[EXERCISE]:
Go through the records and show each line where the word "name" occurs.

[DATASET ROWS]:
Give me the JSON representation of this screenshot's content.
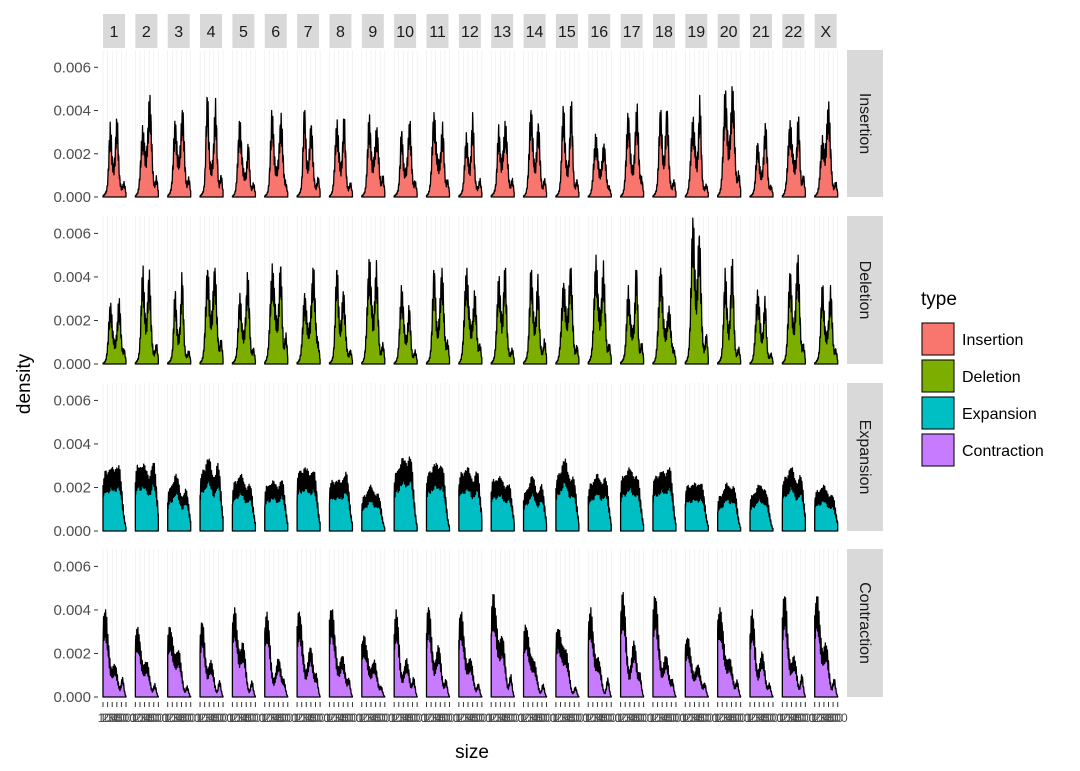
{
  "chart_data": {
    "type": "area",
    "subtype": "faceted density",
    "xlabel": "size",
    "ylabel": "density",
    "ylim": [
      0,
      0.0068
    ],
    "yticks": [
      0,
      0.002,
      0.004,
      0.006
    ],
    "ytick_labels": [
      "0.000",
      "0.002",
      "0.004",
      "0.006"
    ],
    "xlim": [
      0,
      500
    ],
    "xticks": [
      0,
      100,
      200,
      300,
      400,
      500
    ],
    "xtick_labels": [
      "1",
      "100",
      "200",
      "300",
      "400",
      "500"
    ],
    "columns": [
      "1",
      "2",
      "3",
      "4",
      "5",
      "6",
      "7",
      "8",
      "9",
      "10",
      "11",
      "12",
      "13",
      "14",
      "15",
      "16",
      "17",
      "18",
      "19",
      "20",
      "21",
      "22",
      "X"
    ],
    "rows": [
      "Insertion",
      "Deletion",
      "Expansion",
      "Contraction"
    ],
    "legend": {
      "title": "type",
      "position": "right",
      "entries": [
        {
          "label": "Insertion",
          "color": "#F8766D"
        },
        {
          "label": "Deletion",
          "color": "#7CAE00"
        },
        {
          "label": "Expansion",
          "color": "#00BFC4"
        },
        {
          "label": "Contraction",
          "color": "#C77CFF"
        }
      ]
    },
    "peak_density": {
      "Insertion": [
        0.0036,
        0.0047,
        0.004,
        0.0046,
        0.0035,
        0.004,
        0.004,
        0.0036,
        0.0038,
        0.0035,
        0.0039,
        0.0039,
        0.0035,
        0.004,
        0.0044,
        0.0029,
        0.0043,
        0.004,
        0.0047,
        0.0051,
        0.0034,
        0.0037,
        0.0044
      ],
      "Deletion": [
        0.003,
        0.0045,
        0.0042,
        0.0044,
        0.0042,
        0.0046,
        0.0044,
        0.0043,
        0.0048,
        0.0036,
        0.0044,
        0.0044,
        0.0044,
        0.0043,
        0.0044,
        0.005,
        0.0043,
        0.0044,
        0.0067,
        0.0048,
        0.0034,
        0.005,
        0.0036
      ],
      "Expansion": [
        0.003,
        0.0031,
        0.0026,
        0.0033,
        0.0026,
        0.0023,
        0.0029,
        0.0027,
        0.0021,
        0.0034,
        0.0031,
        0.0029,
        0.0025,
        0.0025,
        0.0033,
        0.0026,
        0.0029,
        0.0029,
        0.0022,
        0.0022,
        0.0021,
        0.0029,
        0.0021
      ],
      "Contraction": [
        0.004,
        0.0032,
        0.0032,
        0.0034,
        0.0041,
        0.0039,
        0.0039,
        0.004,
        0.0028,
        0.004,
        0.0041,
        0.0039,
        0.0047,
        0.0033,
        0.0031,
        0.0041,
        0.0048,
        0.0046,
        0.0027,
        0.0041,
        0.004,
        0.0046,
        0.0046
      ]
    }
  }
}
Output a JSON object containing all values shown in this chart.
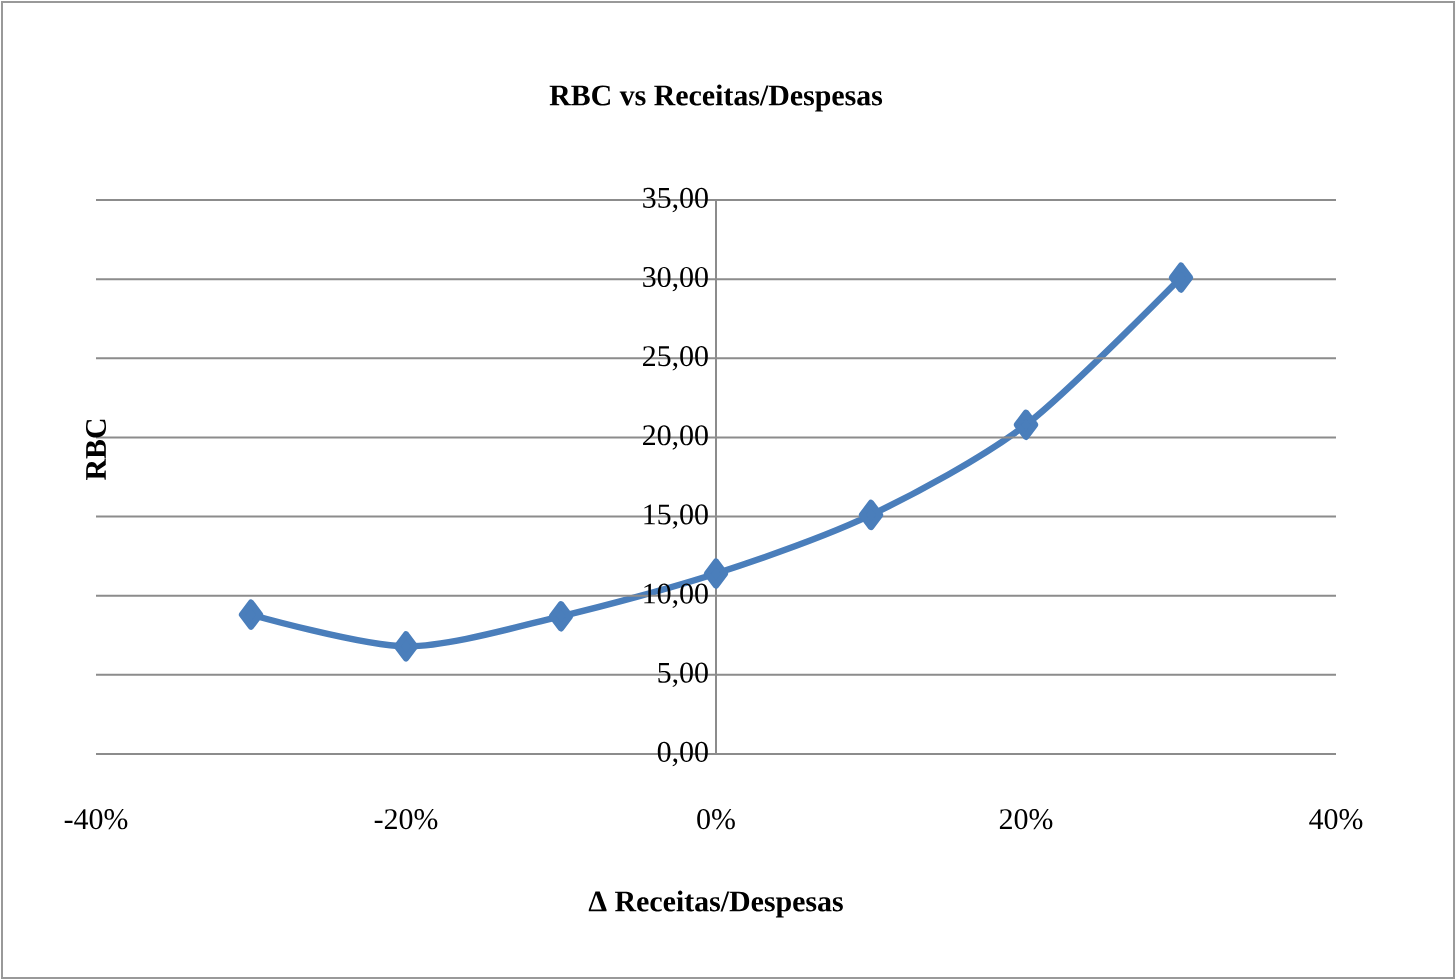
{
  "chart_data": {
    "type": "line",
    "title": "RBC vs Receitas/Despesas",
    "xlabel": "Δ Receitas/Despesas",
    "ylabel": "RBC",
    "x": [
      -30,
      -20,
      -10,
      0,
      10,
      20,
      30
    ],
    "series": [
      {
        "color": "#4a7ebb",
        "values": [
          8.8,
          6.8,
          8.7,
          11.4,
          15.1,
          20.8,
          30.1
        ]
      }
    ],
    "xlim": [
      -40,
      40
    ],
    "xticks": [
      {
        "value": -40,
        "label": "-40%"
      },
      {
        "value": -20,
        "label": "-20%"
      },
      {
        "value": 0,
        "label": "0%"
      },
      {
        "value": 20,
        "label": "20%"
      },
      {
        "value": 40,
        "label": "40%"
      }
    ],
    "ylim": [
      0,
      35
    ],
    "yticks": [
      {
        "value": 0,
        "label": "0,00"
      },
      {
        "value": 5,
        "label": "5,00"
      },
      {
        "value": 10,
        "label": "10,00"
      },
      {
        "value": 15,
        "label": "15,00"
      },
      {
        "value": 20,
        "label": "20,00"
      },
      {
        "value": 25,
        "label": "25,00"
      },
      {
        "value": 30,
        "label": "30,00"
      },
      {
        "value": 35,
        "label": "35,00"
      }
    ],
    "grid": "y",
    "marker": "diamond",
    "line_style": "solid"
  }
}
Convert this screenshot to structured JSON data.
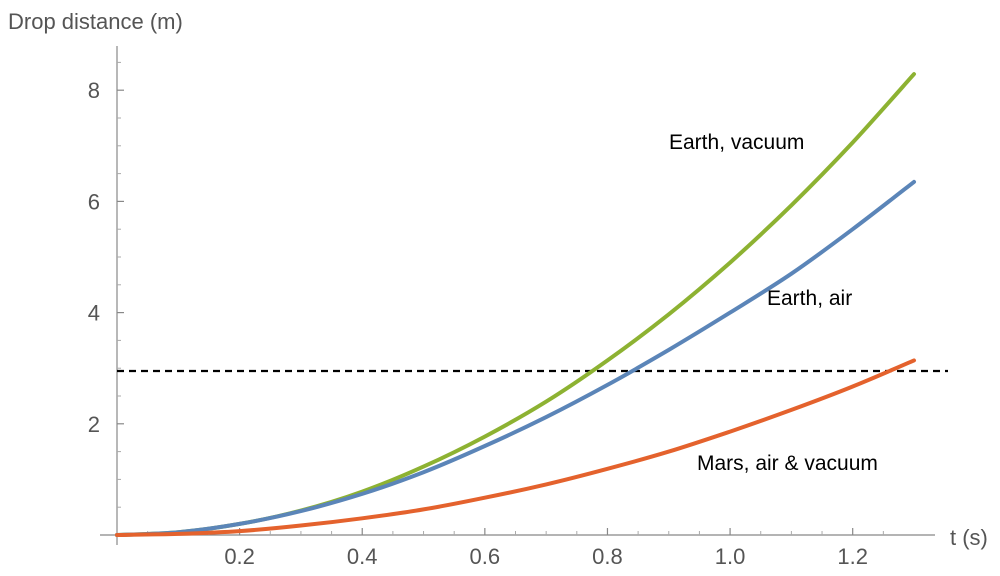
{
  "chart_data": {
    "type": "line",
    "xlabel": "t (s)",
    "ylabel": "Drop distance (m)",
    "xlim": [
      0,
      1.3
    ],
    "ylim": [
      0,
      8.7
    ],
    "x_ticks": [
      {
        "value": 0.2,
        "label": "0.2"
      },
      {
        "value": 0.4,
        "label": "0.4"
      },
      {
        "value": 0.6,
        "label": "0.6"
      },
      {
        "value": 0.8,
        "label": "0.8"
      },
      {
        "value": 1.0,
        "label": "1.0"
      },
      {
        "value": 1.2,
        "label": "1.2"
      }
    ],
    "y_ticks": [
      {
        "value": 2,
        "label": "2"
      },
      {
        "value": 4,
        "label": "4"
      },
      {
        "value": 6,
        "label": "6"
      },
      {
        "value": 8,
        "label": "8"
      }
    ],
    "reference_line": {
      "y": 2.95,
      "style": "dashed",
      "color": "#000000"
    },
    "grid": false,
    "series": [
      {
        "name": "Earth, vacuum",
        "color": "#8db232",
        "x": [
          0,
          0.1,
          0.2,
          0.3,
          0.4,
          0.5,
          0.6,
          0.7,
          0.8,
          0.9,
          1.0,
          1.1,
          1.2,
          1.3
        ],
        "y": [
          0,
          0.05,
          0.2,
          0.44,
          0.78,
          1.23,
          1.77,
          2.4,
          3.14,
          3.97,
          4.9,
          5.93,
          7.06,
          8.29
        ]
      },
      {
        "name": "Earth, air",
        "color": "#5b85b8",
        "x": [
          0,
          0.1,
          0.2,
          0.3,
          0.4,
          0.5,
          0.6,
          0.7,
          0.8,
          0.9,
          1.0,
          1.1,
          1.2,
          1.3
        ],
        "y": [
          0,
          0.05,
          0.2,
          0.43,
          0.74,
          1.13,
          1.6,
          2.12,
          2.7,
          3.33,
          4.0,
          4.7,
          5.5,
          6.35
        ]
      },
      {
        "name": "Mars, air & vacuum",
        "color": "#e4622d",
        "x": [
          0,
          0.1,
          0.2,
          0.3,
          0.4,
          0.5,
          0.6,
          0.7,
          0.8,
          0.9,
          1.0,
          1.1,
          1.2,
          1.3
        ],
        "y": [
          0,
          0.02,
          0.07,
          0.17,
          0.3,
          0.46,
          0.67,
          0.91,
          1.19,
          1.5,
          1.86,
          2.25,
          2.67,
          3.14
        ]
      }
    ]
  }
}
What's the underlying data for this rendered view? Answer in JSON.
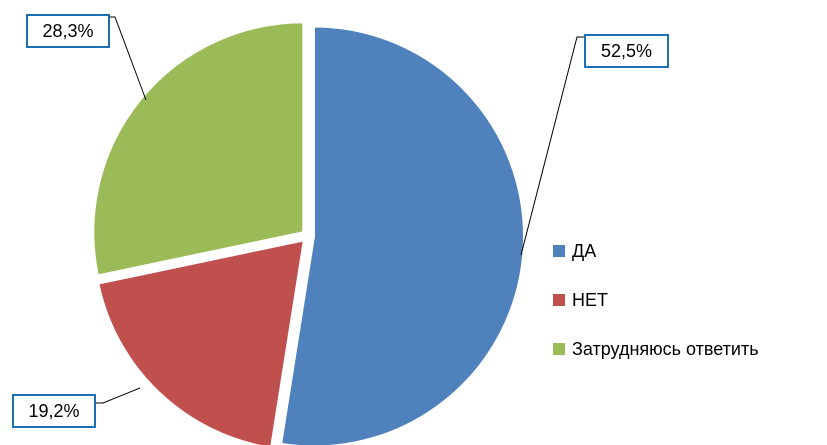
{
  "chart_data": {
    "type": "pie",
    "categories": [
      "ДА",
      "НЕТ",
      "Затрудняюсь ответить"
    ],
    "values": [
      52.5,
      19.2,
      28.3
    ],
    "value_labels": [
      "52,5%",
      "19,2%",
      "28,3%"
    ],
    "colors": [
      "#4f81bd",
      "#c0504d",
      "#9bbb59"
    ],
    "legend": "right"
  }
}
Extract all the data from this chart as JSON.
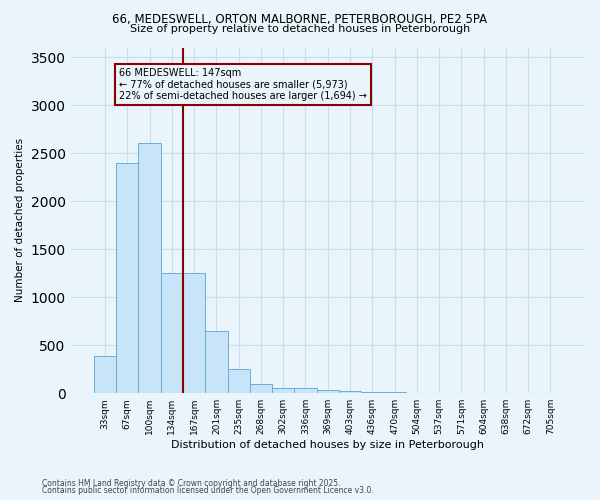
{
  "title1": "66, MEDESWELL, ORTON MALBORNE, PETERBOROUGH, PE2 5PA",
  "title2": "Size of property relative to detached houses in Peterborough",
  "xlabel": "Distribution of detached houses by size in Peterborough",
  "ylabel": "Number of detached properties",
  "categories": [
    "33sqm",
    "67sqm",
    "100sqm",
    "134sqm",
    "167sqm",
    "201sqm",
    "235sqm",
    "268sqm",
    "302sqm",
    "336sqm",
    "369sqm",
    "403sqm",
    "436sqm",
    "470sqm",
    "504sqm",
    "537sqm",
    "571sqm",
    "604sqm",
    "638sqm",
    "672sqm",
    "705sqm"
  ],
  "values": [
    390,
    2400,
    2610,
    1250,
    1250,
    650,
    255,
    100,
    58,
    50,
    38,
    28,
    12,
    8,
    5,
    4,
    3,
    2,
    1,
    1,
    1
  ],
  "bar_color": "#c8e4f8",
  "bar_edge_color": "#6baed6",
  "vline_x_idx": 3.5,
  "annotation_line1": "66 MEDESWELL: 147sqm",
  "annotation_line2": "← 77% of detached houses are smaller (5,973)",
  "annotation_line3": "22% of semi-detached houses are larger (1,694) →",
  "ylim": [
    0,
    3600
  ],
  "yticks": [
    0,
    500,
    1000,
    1500,
    2000,
    2500,
    3000,
    3500
  ],
  "footer1": "Contains HM Land Registry data © Crown copyright and database right 2025.",
  "footer2": "Contains public sector information licensed under the Open Government Licence v3.0.",
  "bg_color": "#eaf4fb",
  "grid_color": "#c5dff0"
}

[TASK OUTPUT]:
        "name": "Earth, vacuum",
        "name": "Earth, air",
        "name": "Mars, air & vacuum",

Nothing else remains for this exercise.